Dataset items:

------

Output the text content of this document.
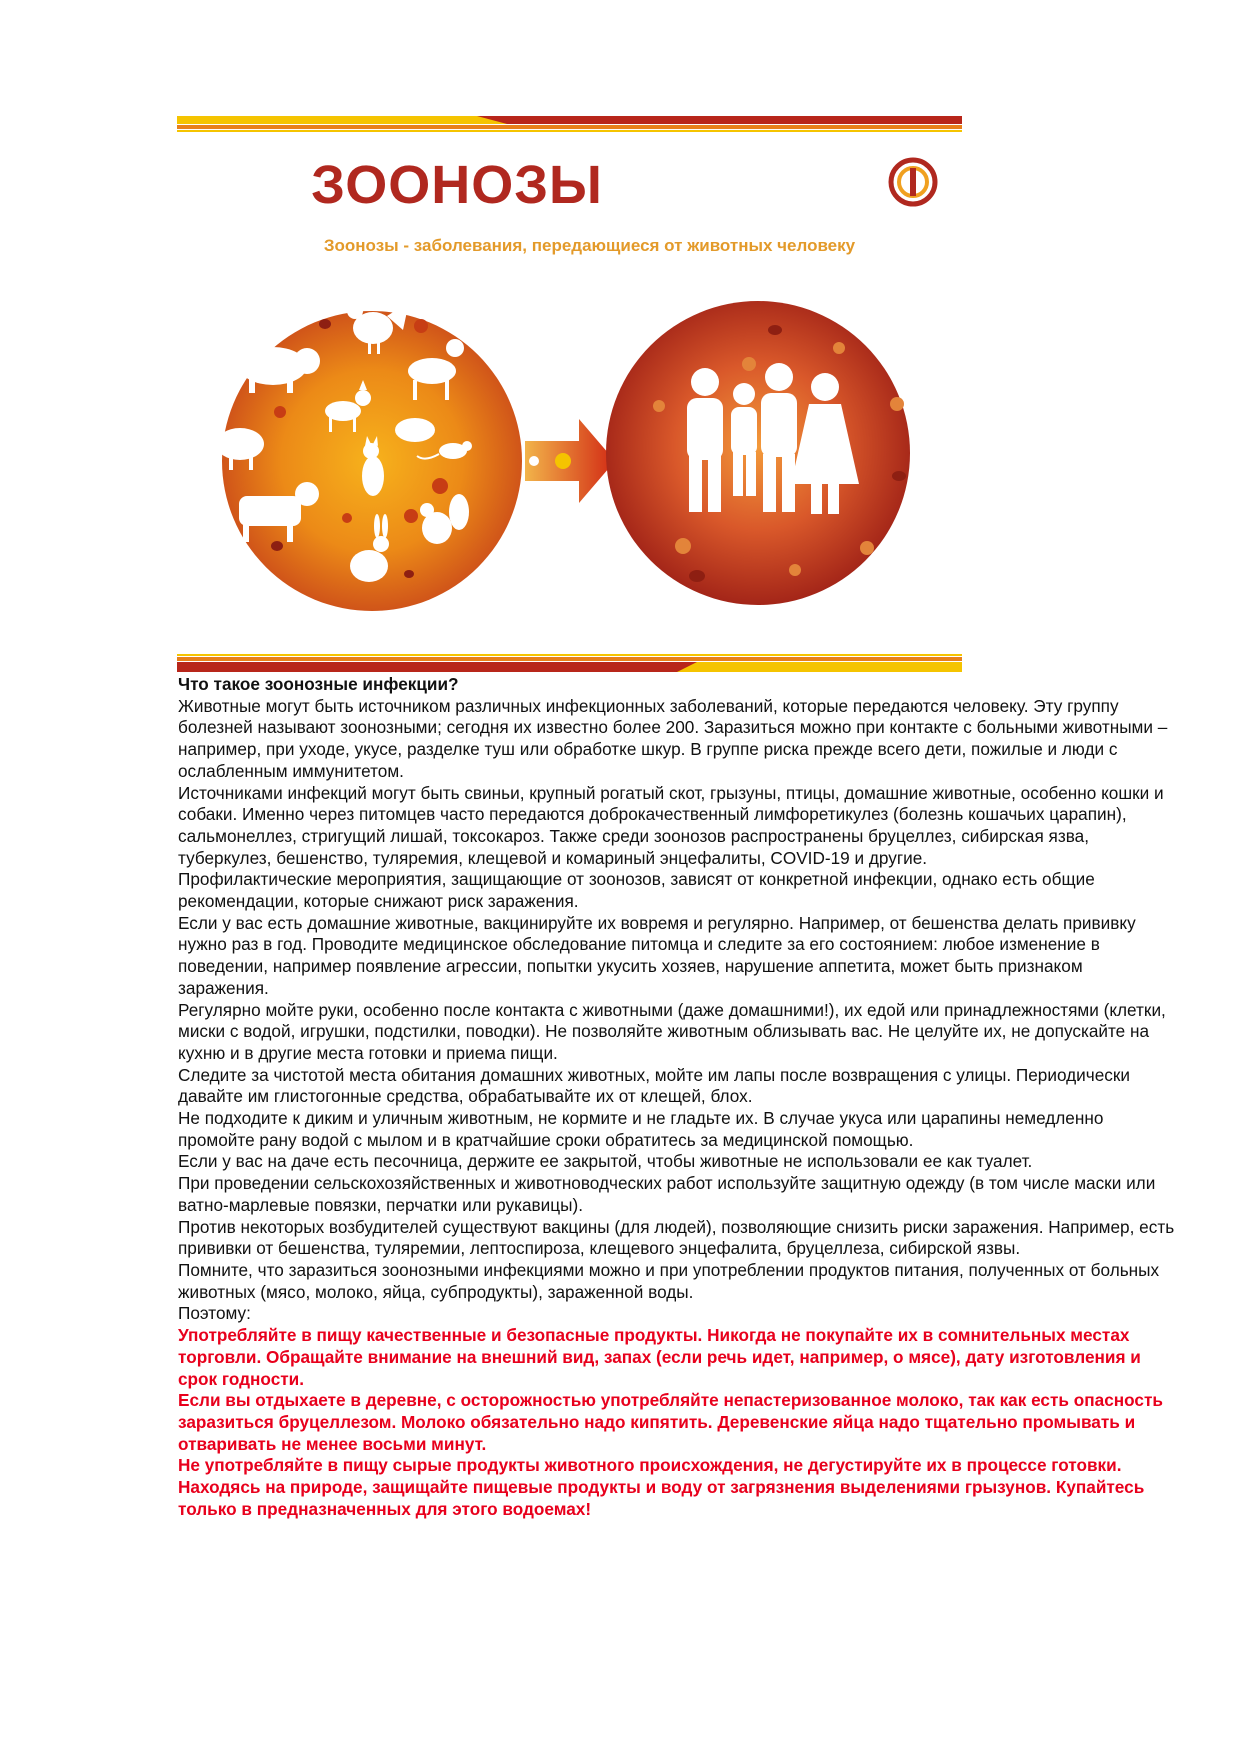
ЗООНОЗЫ
Зоонозы - заболевания, передающиеся от животных человеку

Что такое зоонозные инфекции?

Животные могут быть источником различных инфекционных заболеваний, которые передаются человеку. Эту группу болезней называют зоонозными; сегодня их известно более 200. Заразиться можно при контакте с больными животными – например, при уходе, укусе, разделке туш или обработке шкур. В группе риска прежде всего дети, пожилые и люди с ослабленным иммунитетом.

Источниками инфекций могут быть свиньи, крупный рогатый скот, грызуны, птицы, домашние животные, особенно кошки и собаки. Именно через питомцев часто передаются доброкачественный лимфоретикулез (болезнь кошачьих царапин), сальмонеллез, стригущий лишай, токсокароз. Также среди зоонозов распространены бруцеллез, сибирская язва, туберкулез, бешенство, туляремия, клещевой и комариный энцефалиты, COVID-19 и другие.

Профилактические мероприятия, защищающие от зоонозов, зависят от конкретной инфекции, однако есть общие рекомендации, которые снижают риск заражения.

Если у вас есть домашние животные, вакцинируйте их вовремя и регулярно. Например, от бешенства делать прививку нужно раз в год. Проводите медицинское обследование питомца и следите за его состоянием: любое изменение в поведении, например появление агрессии, попытки укусить хозяев, нарушение аппетита, может быть признаком заражения.

Регулярно мойте руки, особенно после контакта с животными (даже домашними!), их едой или принадлежностями (клетки, миски с водой, игрушки, подстилки, поводки). Не позволяйте животным облизывать вас. Не целуйте их, не допускайте на кухню и в другие места готовки и приема пищи.

Следите за чистотой места обитания домашних животных, мойте им лапы после возвращения с улицы. Периодически давайте им глистогонные средства, обрабатывайте их от клещей, блох.

Не подходите к диким и уличным животным, не кормите и не гладьте их. В случае укуса или царапины немедленно промойте рану водой с мылом и в кратчайшие сроки обратитесь за медицинской помощью.

Если у вас на даче есть песочница, держите ее закрытой, чтобы животные не использовали ее как туалет.

При проведении сельскохозяйственных и животноводческих работ используйте защитную одежду (в том числе маски или ватно-марлевые повязки, перчатки или рукавицы).

Против некоторых возбудителей существуют вакцины (для людей), позволяющие снизить риски заражения. Например, есть прививки от бешенства, туляремии, лептоспироза, клещевого энцефалита, бруцеллеза, сибирской язвы.

Помните, что заразиться зоонозными инфекциями можно и при употреблении продуктов питания, полученных от больных животных (мясо, молоко, яйца, субпродукты), зараженной воды.

Поэтому:

Употребляйте в пищу качественные и безопасные продукты. Никогда не покупайте их в сомнительных местах торговли. Обращайте внимание на внешний вид, запах (если речь идет, например, о мясе), дату изготовления и срок годности.

Если вы отдыхаете в деревне, с осторожностью употребляйте непастеризованное молоко, так как есть опасность заразиться бруцеллезом. Молоко обязательно надо кипятить. Деревенские яйца надо тщательно промывать и отваривать не менее восьми минут.

Не употребляйте в пищу сырые продукты животного происхождения, не дегустируйте их в процессе готовки.

Находясь на природе, защищайте пищевые продукты и воду от загрязнения выделениями грызунов. Купайтесь только в предназначенных для этого водоемах!
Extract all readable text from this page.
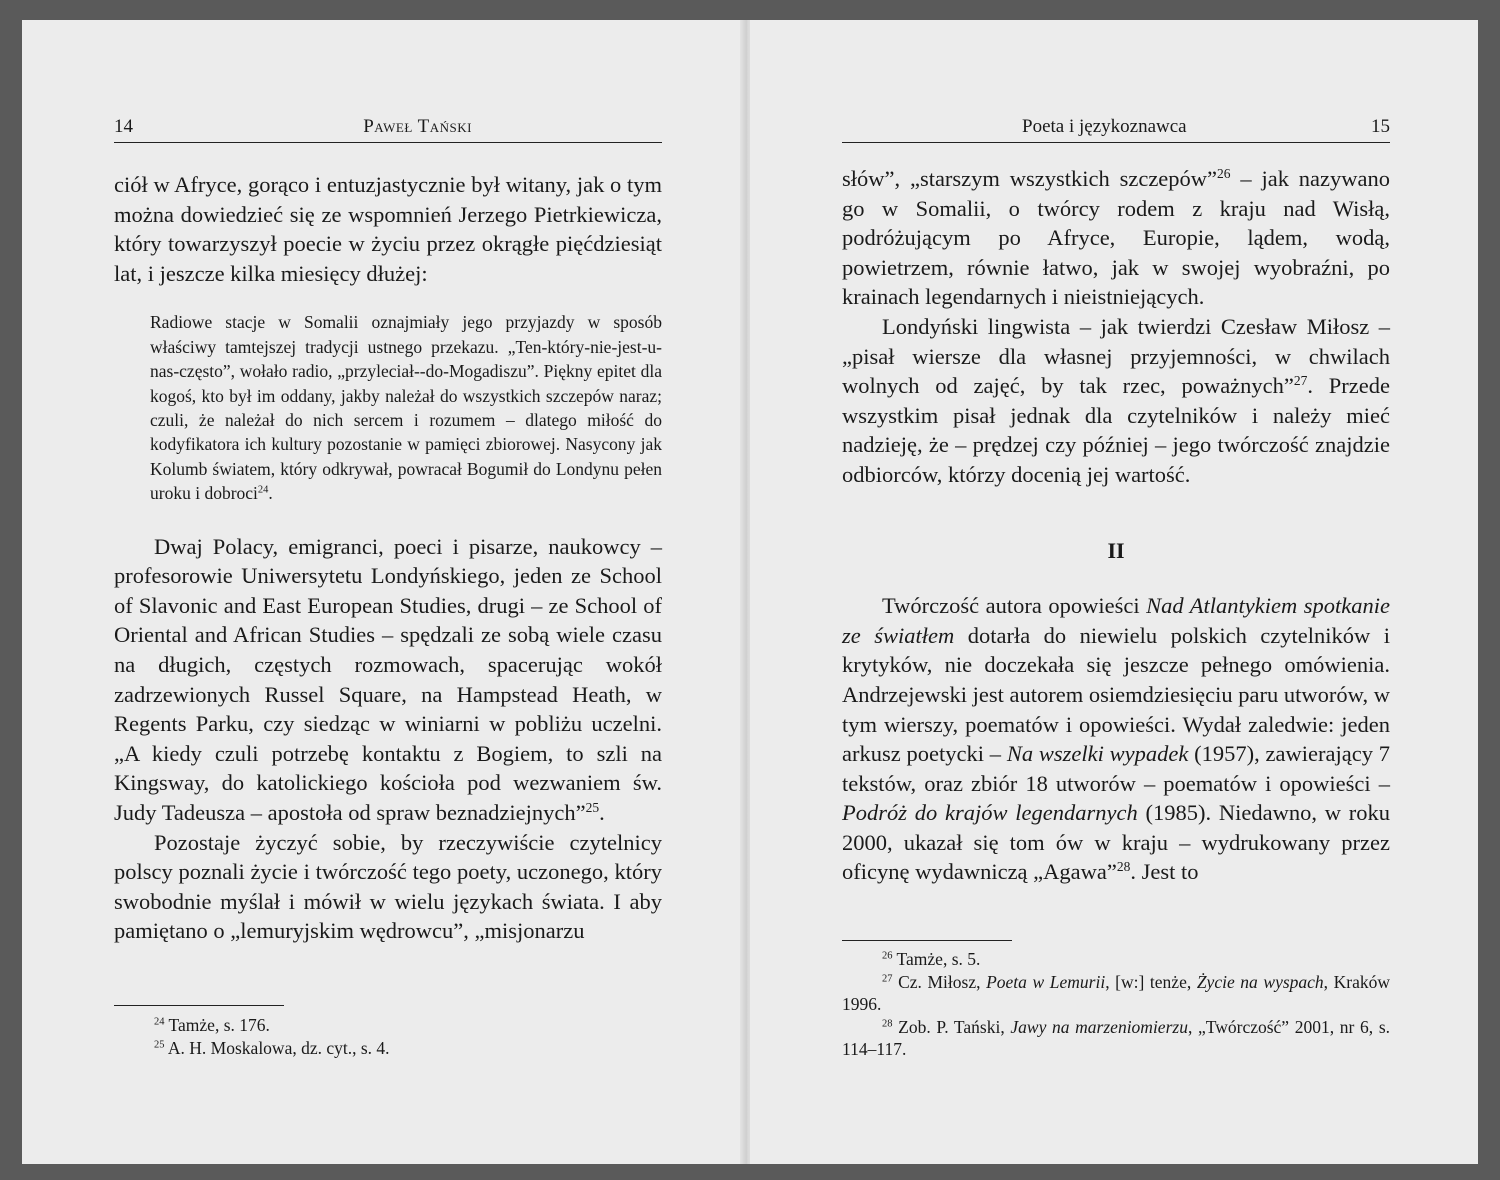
14	Paweł Tański

ciół w Afryce, gorąco i entuzjastycznie był witany, jak o tym można dowiedzieć się ze wspomnień Jerzego Pietrkiewicza, który towarzyszył poecie w życiu przez okrągłe pięćdziesiąt lat, i jeszcze kilka miesięcy dłużej:

Radiowe stacje w Somalii oznajmiały jego przyjazdy w sposób właściwy tamtejszej tradycji ustnego przekazu. „Ten-który-nie-jest-u-nas-często”, wołało radio, „przyleciał--do-Mogadiszu”. Piękny epitet dla kogoś, kto był im oddany, jakby należał do wszystkich szczepów naraz; czuli, że należał do nich sercem i rozumem – dlatego miłość do kodyfikatora ich kultury pozostanie w pamięci zbiorowej. Nasycony jak Kolumb światem, który odkrywał, powracał Bogumił do Londynu pełen uroku i dobroci$^{24}$.

Dwaj Polacy, emigranci, poeci i pisarze, naukowcy – profesorowie Uniwersytetu Londyńskiego, jeden ze School of Slavonic and East European Studies, drugi – ze School of Oriental and African Studies – spędzali ze sobą wiele czasu na długich, częstych rozmowach, spacerując wokół zadrzewionych Russel Square, na Hampstead Heath, w Regents Parku, czy siedząc w winiarni w pobliżu uczelni. „A kiedy czuli potrzebę kontaktu z Bogiem, to szli na Kingsway, do katolickiego kościoła pod wezwaniem św. Judy Tadeusza – apostoła od spraw beznadziejnych”$^{25}$.

Pozostaje życzyć sobie, by rzeczywiście czytelnicy polscy poznali życie i twórczość tego poety, uczonego, który swobodnie myślał i mówił w wielu językach świata. I aby pamiętano o „lemuryjskim wędrowcu”, „misjonarzu

$^{24}$ Tamże, s. 176.

$^{25}$ A. H. Moskalowa, dz. cyt., s. 4.

Poeta i językoznawca	15

słów”, „starszym wszystkich szczepów”$^{26}$ – jak nazywano go w Somalii, o twórcy rodem z kraju nad Wisłą, podróżującym po Afryce, Europie, lądem, wodą, powietrzem, równie łatwo, jak w swojej wyobraźni, po krainach legendarnych i nieistniejących.

Londyński lingwista – jak twierdzi Czesław Miłosz – „pisał wiersze dla własnej przyjemności, w chwilach wolnych od zajęć, by tak rzec, poważnych”$^{27}$. Przede wszystkim pisał jednak dla czytelników i należy mieć nadzieję, że – prędzej czy później – jego twórczość znajdzie odbiorców, którzy docenią jej wartość.

II

Twórczość autora opowieści Nad Atlantykiem spotkanie ze światłem dotarła do niewielu polskich czytelników i krytyków, nie doczekała się jeszcze pełnego omówienia. Andrzejewski jest autorem osiemdziesięciu paru utworów, w tym wierszy, poematów i opowieści. Wydał zaledwie: jeden arkusz poetycki – Na wszelki wypadek (1957), zawierający 7 tekstów, oraz zbiór 18 utworów – poematów i opowieści – Podróż do krajów legendarnych (1985). Niedawno, w roku 2000, ukazał się tom ów w kraju – wydrukowany przez oficynę wydawniczą „Agawa”$^{28}$. Jest to

$^{26}$ Tamże, s. 5.

$^{27}$ Cz. Miłosz, Poeta w Lemurii, [w:] tenże, Życie na wyspach, Kraków 1996.

$^{28}$ Zob. P. Tański, Jawy na marzeniomierzu, „Twórczość” 2001, nr 6, s. 114–117.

------

__Your task__:
All of the records above must be copied exactly, except for the pictures.

__Result of the task__:
Output the text content of this document.
ЗООНОЗЫ
Зоонозы - заболевания, передающиеся от животных человеку

Что такое зоонозные инфекции?

Животные могут быть источником различных инфекционных заболеваний, которые передаются человеку. Эту группу болезней называют зоонозными; сегодня их известно более 200. Заразиться можно при контакте с больными животными – например, при уходе, укусе, разделке туш или обработке шкур. В группе риска прежде всего дети, пожилые и люди с ослабленным иммунитетом.

Источниками инфекций могут быть свиньи, крупный рогатый скот, грызуны, птицы, домашние животные, особенно кошки и собаки. Именно через питомцев часто передаются доброкачественный лимфоретикулез (болезнь кошачьих царапин), сальмонеллез, стригущий лишай, токсокароз. Также среди зоонозов распространены бруцеллез, сибирская язва, туберкулез, бешенство, туляремия, клещевой и комариный энцефалиты, COVID-19 и другие.

Профилактические мероприятия, защищающие от зоонозов, зависят от конкретной инфекции, однако есть общие рекомендации, которые снижают риск заражения.

Если у вас есть домашние животные, вакцинируйте их вовремя и регулярно. Например, от бешенства делать прививку нужно раз в год. Проводите медицинское обследование питомца и следите за его состоянием: любое изменение в поведении, например появление агрессии, попытки укусить хозяев, нарушение аппетита, может быть признаком заражения.

Регулярно мойте руки, особенно после контакта с животными (даже домашними!), их едой или принадлежностями (клетки, миски с водой, игрушки, подстилки, поводки). Не позволяйте животным облизывать вас. Не целуйте их, не допускайте на кухню и в другие места готовки и приема пищи.

Следите за чистотой места обитания домашних животных, мойте им лапы после возвращения с улицы. Периодически давайте им глистогонные средства, обрабатывайте их от клещей, блох.

Не подходите к диким и уличным животным, не кормите и не гладьте их. В случае укуса или царапины немедленно промойте рану водой с мылом и в кратчайшие сроки обратитесь за медицинской помощью.

Если у вас на даче есть песочница, держите ее закрытой, чтобы животные не использовали ее как туалет.

При проведении сельскохозяйственных и животноводческих работ используйте защитную одежду (в том числе маски или ватно-марлевые повязки, перчатки или рукавицы).

Против некоторых возбудителей существуют вакцины (для людей), позволяющие снизить риски заражения. Например, есть прививки от бешенства, туляремии, лептоспироза, клещевого энцефалита, бруцеллеза, сибирской язвы.

Помните, что заразиться зоонозными инфекциями можно и при употреблении продуктов питания, полученных от больных животных (мясо, молоко, яйца, субпродукты), зараженной воды.

Поэтому:

Употребляйте в пищу качественные и безопасные продукты. Никогда не покупайте их в сомнительных местах торговли. Обращайте внимание на внешний вид, запах (если речь идет, например, о мясе), дату изготовления и срок годности.

Если вы отдыхаете в деревне, с осторожностью употребляйте непастеризованное молоко, так как есть опасность заразиться бруцеллезом. Молоко обязательно надо кипятить. Деревенские яйца надо тщательно промывать и отваривать не менее восьми минут.

Не употребляйте в пищу сырые продукты животного происхождения, не дегустируйте их в процессе готовки.

Находясь на природе, защищайте пищевые продукты и воду от загрязнения выделениями грызунов. Купайтесь только в предназначенных для этого водоемах!
Extract all readable text from this page.
14	Paweł Tański

ciół w Afryce, gorąco i entuzjastycznie był witany, jak o tym można dowiedzieć się ze wspomnień Jerzego Pietrkiewicza, który towarzyszył poecie w życiu przez okrągłe pięćdziesiąt lat, i jeszcze kilka miesięcy dłużej:

Radiowe stacje w Somalii oznajmiały jego przyjazdy w sposób właściwy tamtejszej tradycji ustnego przekazu. „Ten-który-nie-jest-u-nas-często”, wołało radio, „przyleciał--do-Mogadiszu”. Piękny epitet dla kogoś, kto był im oddany, jakby należał do wszystkich szczepów naraz; czuli, że należał do nich sercem i rozumem – dlatego miłość do kodyfikatora ich kultury pozostanie w pamięci zbiorowej. Nasycony jak Kolumb światem, który odkrywał, powracał Bogumił do Londynu pełen uroku i dobroci$^{24}$.

Dwaj Polacy, emigranci, poeci i pisarze, naukowcy – profesorowie Uniwersytetu Londyńskiego, jeden ze School of Slavonic and East European Studies, drugi – ze School of Oriental and African Studies – spędzali ze sobą wiele czasu na długich, częstych rozmowach, spacerując wokół zadrzewionych Russel Square, na Hampstead Heath, w Regents Parku, czy siedząc w winiarni w pobliżu uczelni. „A kiedy czuli potrzebę kontaktu z Bogiem, to szli na Kingsway, do katolickiego kościoła pod wezwaniem św. Judy Tadeusza – apostoła od spraw beznadziejnych”$^{25}$.

Pozostaje życzyć sobie, by rzeczywiście czytelnicy polscy poznali życie i twórczość tego poety, uczonego, który swobodnie myślał i mówił w wielu językach świata. I aby pamiętano o „lemuryjskim wędrowcu”, „misjonarzu

$^{24}$ Tamże, s. 176.

$^{25}$ A. H. Moskalowa, dz. cyt., s. 4.

Poeta i językoznawca	15

słów”, „starszym wszystkich szczepów”$^{26}$ – jak nazywano go w Somalii, o twórcy rodem z kraju nad Wisłą, podróżującym po Afryce, Europie, lądem, wodą, powietrzem, równie łatwo, jak w swojej wyobraźni, po krainach legendarnych i nieistniejących.

Londyński lingwista – jak twierdzi Czesław Miłosz – „pisał wiersze dla własnej przyjemności, w chwilach wolnych od zajęć, by tak rzec, poważnych”$^{27}$. Przede wszystkim pisał jednak dla czytelników i należy mieć nadzieję, że – prędzej czy później – jego twórczość znajdzie odbiorców, którzy docenią jej wartość.

II

Twórczość autora opowieści Nad Atlantykiem spotkanie ze światłem dotarła do niewielu polskich czytelników i krytyków, nie doczekała się jeszcze pełnego omówienia. Andrzejewski jest autorem osiemdziesięciu paru utworów, w tym wierszy, poematów i opowieści. Wydał zaledwie: jeden arkusz poetycki – Na wszelki wypadek (1957), zawierający 7 tekstów, oraz zbiór 18 utworów – poematów i opowieści – Podróż do krajów legendarnych (1985). Niedawno, w roku 2000, ukazał się tom ów w kraju – wydrukowany przez oficynę wydawniczą „Agawa”$^{28}$. Jest to

$^{26}$ Tamże, s. 5.

$^{27}$ Cz. Miłosz, Poeta w Lemurii, [w:] tenże, Życie na wyspach, Kraków 1996.

$^{28}$ Zob. P. Tański, Jawy na marzeniomierzu, „Twórczość” 2001, nr 6, s. 114–117.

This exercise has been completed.